- [EXERCISE INSTRUCTIONS]: Copy each line that holds "this".

* * * *

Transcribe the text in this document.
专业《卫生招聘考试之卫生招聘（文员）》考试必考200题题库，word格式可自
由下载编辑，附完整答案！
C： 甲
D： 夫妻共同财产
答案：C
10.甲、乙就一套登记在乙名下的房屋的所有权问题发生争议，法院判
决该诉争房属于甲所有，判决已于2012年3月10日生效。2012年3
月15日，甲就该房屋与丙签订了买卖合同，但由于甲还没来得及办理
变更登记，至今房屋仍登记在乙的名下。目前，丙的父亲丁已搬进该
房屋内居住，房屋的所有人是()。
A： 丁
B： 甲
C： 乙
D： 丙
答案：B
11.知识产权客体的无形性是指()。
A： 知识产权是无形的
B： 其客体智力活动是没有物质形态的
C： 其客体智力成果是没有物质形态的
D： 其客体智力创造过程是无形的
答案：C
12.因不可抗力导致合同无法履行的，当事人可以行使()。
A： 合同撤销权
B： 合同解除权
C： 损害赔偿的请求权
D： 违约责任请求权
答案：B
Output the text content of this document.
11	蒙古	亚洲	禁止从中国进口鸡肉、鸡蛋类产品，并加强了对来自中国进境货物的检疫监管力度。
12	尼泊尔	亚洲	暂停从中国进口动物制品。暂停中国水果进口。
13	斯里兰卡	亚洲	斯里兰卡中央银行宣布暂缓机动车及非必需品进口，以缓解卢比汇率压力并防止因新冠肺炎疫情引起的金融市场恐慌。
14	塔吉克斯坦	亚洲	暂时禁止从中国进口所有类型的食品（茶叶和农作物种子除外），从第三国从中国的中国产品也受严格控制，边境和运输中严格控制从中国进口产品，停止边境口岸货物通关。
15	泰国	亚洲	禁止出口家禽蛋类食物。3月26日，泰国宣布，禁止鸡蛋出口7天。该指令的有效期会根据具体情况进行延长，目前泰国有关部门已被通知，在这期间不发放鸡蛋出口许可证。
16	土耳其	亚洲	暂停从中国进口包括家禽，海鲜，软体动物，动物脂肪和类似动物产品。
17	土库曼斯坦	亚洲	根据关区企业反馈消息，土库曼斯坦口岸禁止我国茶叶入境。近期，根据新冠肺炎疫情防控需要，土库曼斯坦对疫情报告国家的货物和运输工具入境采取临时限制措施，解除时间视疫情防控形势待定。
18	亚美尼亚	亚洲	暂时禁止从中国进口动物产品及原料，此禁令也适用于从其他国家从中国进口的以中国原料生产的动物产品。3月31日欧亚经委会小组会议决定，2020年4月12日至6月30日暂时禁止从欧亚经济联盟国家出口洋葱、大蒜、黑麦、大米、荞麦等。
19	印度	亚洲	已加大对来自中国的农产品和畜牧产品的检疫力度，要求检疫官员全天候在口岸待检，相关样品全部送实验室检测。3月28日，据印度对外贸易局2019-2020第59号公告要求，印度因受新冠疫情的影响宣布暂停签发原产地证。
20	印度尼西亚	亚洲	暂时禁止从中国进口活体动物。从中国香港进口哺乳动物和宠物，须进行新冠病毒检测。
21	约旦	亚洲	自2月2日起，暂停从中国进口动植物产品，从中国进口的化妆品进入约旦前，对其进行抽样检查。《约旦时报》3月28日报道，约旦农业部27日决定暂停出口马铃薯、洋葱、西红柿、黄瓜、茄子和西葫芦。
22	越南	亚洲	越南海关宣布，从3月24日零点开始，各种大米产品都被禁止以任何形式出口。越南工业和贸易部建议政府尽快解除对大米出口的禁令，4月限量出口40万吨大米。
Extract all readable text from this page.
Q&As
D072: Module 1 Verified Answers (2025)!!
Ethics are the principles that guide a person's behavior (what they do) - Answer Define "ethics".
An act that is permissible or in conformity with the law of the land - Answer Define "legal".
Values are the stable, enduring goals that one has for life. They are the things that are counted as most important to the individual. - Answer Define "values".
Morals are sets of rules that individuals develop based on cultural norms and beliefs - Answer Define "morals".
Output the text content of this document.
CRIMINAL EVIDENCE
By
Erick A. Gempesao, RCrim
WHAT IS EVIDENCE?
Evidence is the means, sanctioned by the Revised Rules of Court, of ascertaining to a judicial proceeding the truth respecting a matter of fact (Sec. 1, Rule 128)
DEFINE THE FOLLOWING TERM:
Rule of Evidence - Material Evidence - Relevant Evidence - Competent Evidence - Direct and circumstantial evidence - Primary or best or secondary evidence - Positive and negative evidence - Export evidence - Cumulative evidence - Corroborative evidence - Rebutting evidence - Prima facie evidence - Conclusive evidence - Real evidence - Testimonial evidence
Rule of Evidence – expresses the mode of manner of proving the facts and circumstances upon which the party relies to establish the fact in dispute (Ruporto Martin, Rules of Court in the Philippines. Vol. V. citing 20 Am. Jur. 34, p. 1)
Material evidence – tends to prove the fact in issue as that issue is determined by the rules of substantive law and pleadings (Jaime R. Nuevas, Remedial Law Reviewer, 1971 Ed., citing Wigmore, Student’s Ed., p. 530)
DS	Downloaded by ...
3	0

* * * *

- [WORKED ANSWER]:
Transcribe the text in this document.
Output the text content of this document.
Extract all readable text from this page.
Output the text content of this document.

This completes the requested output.